### Exercise:
Gather the lines that hold the string "parcel".
>> BEGIN
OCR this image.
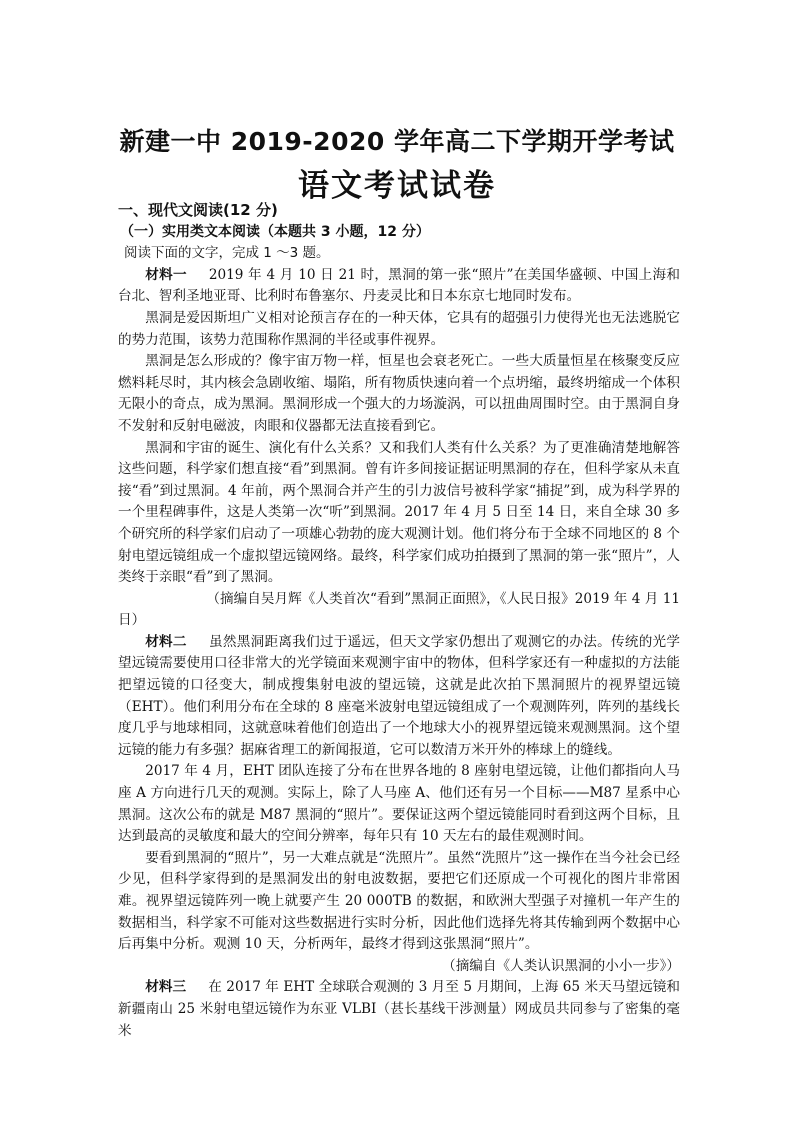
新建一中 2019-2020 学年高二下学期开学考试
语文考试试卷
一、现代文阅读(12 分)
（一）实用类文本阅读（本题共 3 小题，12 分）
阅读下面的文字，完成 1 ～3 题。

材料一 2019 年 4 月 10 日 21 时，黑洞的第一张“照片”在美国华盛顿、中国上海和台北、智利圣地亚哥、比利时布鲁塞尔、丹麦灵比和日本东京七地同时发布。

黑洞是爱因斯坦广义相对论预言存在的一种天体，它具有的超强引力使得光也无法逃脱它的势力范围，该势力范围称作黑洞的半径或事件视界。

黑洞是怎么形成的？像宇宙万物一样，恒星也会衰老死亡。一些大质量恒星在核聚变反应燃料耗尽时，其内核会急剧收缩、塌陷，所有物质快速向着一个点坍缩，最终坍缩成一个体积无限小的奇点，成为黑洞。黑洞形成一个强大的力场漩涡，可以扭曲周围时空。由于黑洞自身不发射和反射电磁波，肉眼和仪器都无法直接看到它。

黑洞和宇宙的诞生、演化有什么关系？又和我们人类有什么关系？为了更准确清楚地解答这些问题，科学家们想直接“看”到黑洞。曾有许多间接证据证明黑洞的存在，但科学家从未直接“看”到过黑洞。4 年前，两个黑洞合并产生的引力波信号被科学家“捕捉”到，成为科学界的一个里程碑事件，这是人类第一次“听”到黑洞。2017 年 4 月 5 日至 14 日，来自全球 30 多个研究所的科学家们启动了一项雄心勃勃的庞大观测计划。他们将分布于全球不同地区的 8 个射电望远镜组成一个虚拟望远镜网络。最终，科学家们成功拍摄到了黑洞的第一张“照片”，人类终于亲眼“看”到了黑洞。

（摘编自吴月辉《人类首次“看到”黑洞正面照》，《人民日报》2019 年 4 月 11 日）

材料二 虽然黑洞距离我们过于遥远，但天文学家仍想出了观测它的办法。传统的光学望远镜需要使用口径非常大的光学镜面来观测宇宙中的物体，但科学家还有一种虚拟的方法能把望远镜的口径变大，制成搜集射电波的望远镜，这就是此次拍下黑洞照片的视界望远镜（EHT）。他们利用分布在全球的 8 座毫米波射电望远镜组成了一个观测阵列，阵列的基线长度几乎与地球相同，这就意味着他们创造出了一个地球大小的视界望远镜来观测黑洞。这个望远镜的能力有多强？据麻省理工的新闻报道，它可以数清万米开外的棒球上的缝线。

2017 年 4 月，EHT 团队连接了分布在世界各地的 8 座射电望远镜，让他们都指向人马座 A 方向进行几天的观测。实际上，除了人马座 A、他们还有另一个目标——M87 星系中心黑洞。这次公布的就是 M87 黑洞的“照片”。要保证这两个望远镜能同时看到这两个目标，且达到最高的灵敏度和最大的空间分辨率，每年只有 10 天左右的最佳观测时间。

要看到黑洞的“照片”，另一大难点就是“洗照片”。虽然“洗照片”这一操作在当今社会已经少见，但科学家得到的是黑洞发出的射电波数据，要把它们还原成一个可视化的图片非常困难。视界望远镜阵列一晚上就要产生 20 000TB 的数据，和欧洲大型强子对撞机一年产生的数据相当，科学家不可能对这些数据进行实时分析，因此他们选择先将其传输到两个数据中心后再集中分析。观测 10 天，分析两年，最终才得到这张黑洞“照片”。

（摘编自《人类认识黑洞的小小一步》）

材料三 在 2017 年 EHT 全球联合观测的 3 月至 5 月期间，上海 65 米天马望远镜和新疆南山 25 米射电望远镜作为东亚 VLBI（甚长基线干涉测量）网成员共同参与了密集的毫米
>> END
>> BEGIN
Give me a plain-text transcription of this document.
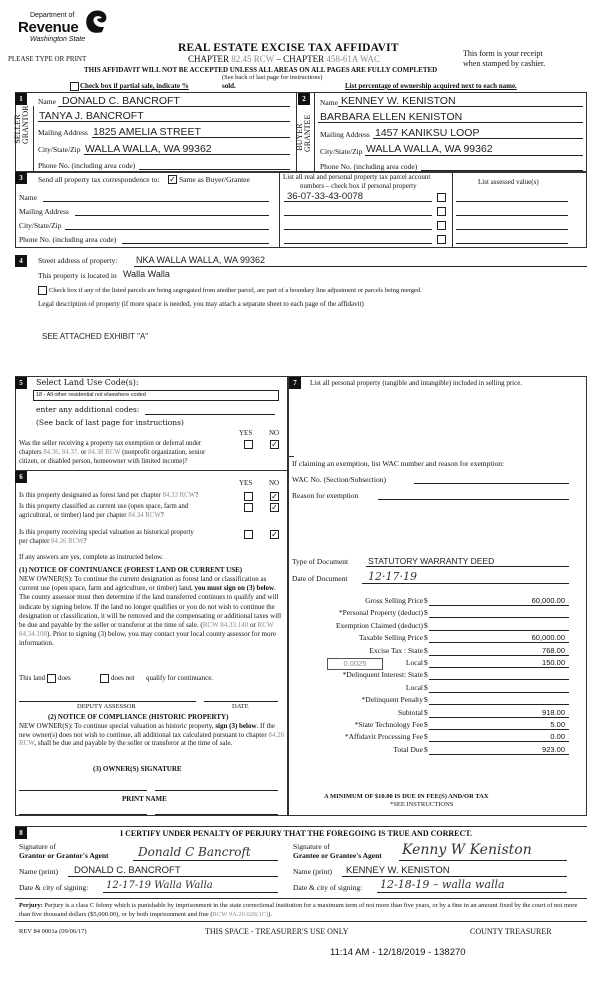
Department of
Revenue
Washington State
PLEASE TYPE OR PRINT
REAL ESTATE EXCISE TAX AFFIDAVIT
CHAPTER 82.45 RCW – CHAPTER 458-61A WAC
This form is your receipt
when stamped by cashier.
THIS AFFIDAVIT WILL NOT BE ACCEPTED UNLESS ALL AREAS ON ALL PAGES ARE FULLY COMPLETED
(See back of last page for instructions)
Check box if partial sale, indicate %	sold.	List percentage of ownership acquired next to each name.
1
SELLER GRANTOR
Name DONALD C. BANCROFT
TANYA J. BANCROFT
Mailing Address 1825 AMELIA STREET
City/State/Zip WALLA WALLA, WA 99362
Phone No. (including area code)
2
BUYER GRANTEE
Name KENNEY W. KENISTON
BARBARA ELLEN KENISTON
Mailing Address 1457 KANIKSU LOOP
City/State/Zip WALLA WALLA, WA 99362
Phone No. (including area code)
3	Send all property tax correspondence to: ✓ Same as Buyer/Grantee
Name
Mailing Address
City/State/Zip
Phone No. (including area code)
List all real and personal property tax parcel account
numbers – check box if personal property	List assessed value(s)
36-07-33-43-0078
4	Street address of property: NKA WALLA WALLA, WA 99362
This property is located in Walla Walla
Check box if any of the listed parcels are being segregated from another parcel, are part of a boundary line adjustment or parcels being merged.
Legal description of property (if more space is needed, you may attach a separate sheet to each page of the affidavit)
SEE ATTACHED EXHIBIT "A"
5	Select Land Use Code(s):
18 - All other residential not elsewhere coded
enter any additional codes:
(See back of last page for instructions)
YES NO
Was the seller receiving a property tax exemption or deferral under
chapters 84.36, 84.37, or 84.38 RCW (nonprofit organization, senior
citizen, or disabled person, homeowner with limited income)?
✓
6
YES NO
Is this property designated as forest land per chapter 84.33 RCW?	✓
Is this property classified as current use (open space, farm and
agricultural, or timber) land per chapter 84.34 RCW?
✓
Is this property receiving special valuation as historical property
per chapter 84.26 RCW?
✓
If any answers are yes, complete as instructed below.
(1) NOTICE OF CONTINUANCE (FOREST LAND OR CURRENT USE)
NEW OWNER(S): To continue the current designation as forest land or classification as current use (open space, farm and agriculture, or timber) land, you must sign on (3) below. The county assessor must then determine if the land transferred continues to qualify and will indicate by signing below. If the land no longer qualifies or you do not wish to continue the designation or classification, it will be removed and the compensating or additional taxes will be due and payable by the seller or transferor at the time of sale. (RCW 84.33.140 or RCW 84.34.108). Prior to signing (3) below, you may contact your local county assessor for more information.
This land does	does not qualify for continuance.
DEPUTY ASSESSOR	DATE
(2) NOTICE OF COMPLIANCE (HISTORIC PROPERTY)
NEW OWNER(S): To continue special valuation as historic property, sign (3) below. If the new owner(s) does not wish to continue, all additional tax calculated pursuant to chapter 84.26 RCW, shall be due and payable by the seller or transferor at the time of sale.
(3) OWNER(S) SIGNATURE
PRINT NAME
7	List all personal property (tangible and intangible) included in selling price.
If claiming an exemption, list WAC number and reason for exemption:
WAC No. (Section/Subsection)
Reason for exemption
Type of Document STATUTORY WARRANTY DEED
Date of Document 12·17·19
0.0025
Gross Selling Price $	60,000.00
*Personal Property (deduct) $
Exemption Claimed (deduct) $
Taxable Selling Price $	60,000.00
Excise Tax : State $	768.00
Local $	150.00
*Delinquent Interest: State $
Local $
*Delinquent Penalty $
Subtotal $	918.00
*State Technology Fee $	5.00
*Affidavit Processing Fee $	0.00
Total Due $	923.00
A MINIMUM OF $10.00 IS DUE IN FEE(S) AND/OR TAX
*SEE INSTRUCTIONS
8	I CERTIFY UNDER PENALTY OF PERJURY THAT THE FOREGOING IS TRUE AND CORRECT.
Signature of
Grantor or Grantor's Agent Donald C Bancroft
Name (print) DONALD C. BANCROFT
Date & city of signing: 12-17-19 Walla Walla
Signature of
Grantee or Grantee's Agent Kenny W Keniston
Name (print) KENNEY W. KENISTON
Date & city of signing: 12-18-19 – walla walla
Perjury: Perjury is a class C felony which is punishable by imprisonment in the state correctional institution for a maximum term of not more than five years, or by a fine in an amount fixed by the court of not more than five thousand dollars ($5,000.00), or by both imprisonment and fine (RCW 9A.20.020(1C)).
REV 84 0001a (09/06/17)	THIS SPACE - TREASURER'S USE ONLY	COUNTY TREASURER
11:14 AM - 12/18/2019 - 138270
>> END
>> BEGIN
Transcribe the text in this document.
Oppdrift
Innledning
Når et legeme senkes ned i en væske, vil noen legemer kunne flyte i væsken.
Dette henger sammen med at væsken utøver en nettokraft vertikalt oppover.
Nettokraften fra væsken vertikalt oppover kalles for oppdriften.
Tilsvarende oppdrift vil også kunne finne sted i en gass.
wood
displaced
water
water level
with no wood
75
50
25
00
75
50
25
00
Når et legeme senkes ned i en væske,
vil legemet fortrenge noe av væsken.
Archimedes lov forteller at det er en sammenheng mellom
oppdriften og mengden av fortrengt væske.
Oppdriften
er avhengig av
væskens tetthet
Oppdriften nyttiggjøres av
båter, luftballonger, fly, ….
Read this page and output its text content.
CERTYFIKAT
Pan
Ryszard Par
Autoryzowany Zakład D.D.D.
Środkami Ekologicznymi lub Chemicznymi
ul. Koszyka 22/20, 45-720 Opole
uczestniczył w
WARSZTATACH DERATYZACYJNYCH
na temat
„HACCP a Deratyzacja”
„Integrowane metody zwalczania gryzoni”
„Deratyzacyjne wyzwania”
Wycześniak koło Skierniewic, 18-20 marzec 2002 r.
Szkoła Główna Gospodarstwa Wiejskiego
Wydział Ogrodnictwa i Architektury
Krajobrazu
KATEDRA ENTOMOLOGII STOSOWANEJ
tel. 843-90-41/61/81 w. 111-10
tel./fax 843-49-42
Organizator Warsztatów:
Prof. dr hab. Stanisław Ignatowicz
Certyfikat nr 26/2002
>> END
### Result:
List all real and personal property tax parcel account
Check box if any of the listed parcels are being segregated from another parcel, are part of a boundary line adjustment or parcels being merged.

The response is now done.